--- Task to complete ---
Among the entries below, count the lines that contain the word "Accord". Write down only the total.

--- Data extract ---

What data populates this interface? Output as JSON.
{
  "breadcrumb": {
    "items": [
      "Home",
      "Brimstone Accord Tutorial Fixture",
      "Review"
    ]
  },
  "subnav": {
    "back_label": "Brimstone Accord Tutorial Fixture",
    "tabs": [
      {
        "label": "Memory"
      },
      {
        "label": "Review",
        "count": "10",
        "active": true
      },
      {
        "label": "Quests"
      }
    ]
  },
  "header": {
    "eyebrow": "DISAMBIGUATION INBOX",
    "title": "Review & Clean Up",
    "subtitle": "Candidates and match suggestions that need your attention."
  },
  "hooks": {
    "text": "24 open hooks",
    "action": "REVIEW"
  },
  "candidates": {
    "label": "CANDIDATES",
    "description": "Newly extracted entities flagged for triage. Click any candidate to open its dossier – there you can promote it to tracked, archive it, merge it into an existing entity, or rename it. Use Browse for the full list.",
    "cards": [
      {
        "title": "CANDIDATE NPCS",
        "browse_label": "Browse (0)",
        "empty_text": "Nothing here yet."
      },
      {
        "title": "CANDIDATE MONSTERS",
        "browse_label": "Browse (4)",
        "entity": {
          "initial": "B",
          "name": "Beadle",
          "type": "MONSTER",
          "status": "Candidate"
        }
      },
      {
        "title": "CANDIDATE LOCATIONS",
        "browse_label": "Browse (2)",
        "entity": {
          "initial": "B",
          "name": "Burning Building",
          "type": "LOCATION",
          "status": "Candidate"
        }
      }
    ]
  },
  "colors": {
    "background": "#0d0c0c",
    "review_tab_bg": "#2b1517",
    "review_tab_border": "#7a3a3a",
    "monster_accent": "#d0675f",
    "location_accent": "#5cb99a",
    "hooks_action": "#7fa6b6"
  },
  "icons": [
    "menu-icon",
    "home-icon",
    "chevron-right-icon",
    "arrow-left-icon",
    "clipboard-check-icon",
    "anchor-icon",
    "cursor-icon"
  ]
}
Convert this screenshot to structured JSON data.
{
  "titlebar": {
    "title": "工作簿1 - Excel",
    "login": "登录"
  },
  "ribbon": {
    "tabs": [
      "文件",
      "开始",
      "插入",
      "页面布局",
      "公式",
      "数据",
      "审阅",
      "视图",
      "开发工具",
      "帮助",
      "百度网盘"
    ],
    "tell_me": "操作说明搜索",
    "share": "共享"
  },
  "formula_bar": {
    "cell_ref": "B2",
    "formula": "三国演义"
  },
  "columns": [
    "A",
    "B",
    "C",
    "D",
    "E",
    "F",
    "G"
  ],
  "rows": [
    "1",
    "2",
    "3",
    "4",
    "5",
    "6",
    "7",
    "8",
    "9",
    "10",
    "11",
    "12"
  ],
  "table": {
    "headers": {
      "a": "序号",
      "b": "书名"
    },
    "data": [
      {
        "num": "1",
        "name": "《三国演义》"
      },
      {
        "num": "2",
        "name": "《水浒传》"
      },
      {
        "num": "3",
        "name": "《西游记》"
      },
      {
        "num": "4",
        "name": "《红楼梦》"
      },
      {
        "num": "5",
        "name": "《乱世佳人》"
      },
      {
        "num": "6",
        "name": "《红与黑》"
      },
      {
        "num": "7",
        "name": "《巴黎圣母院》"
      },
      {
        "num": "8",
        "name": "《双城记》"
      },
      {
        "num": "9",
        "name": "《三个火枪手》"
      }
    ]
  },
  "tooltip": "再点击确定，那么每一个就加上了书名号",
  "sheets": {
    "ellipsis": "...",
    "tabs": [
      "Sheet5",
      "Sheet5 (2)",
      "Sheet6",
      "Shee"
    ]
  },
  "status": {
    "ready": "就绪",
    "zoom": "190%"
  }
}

--- Problem solution ---
2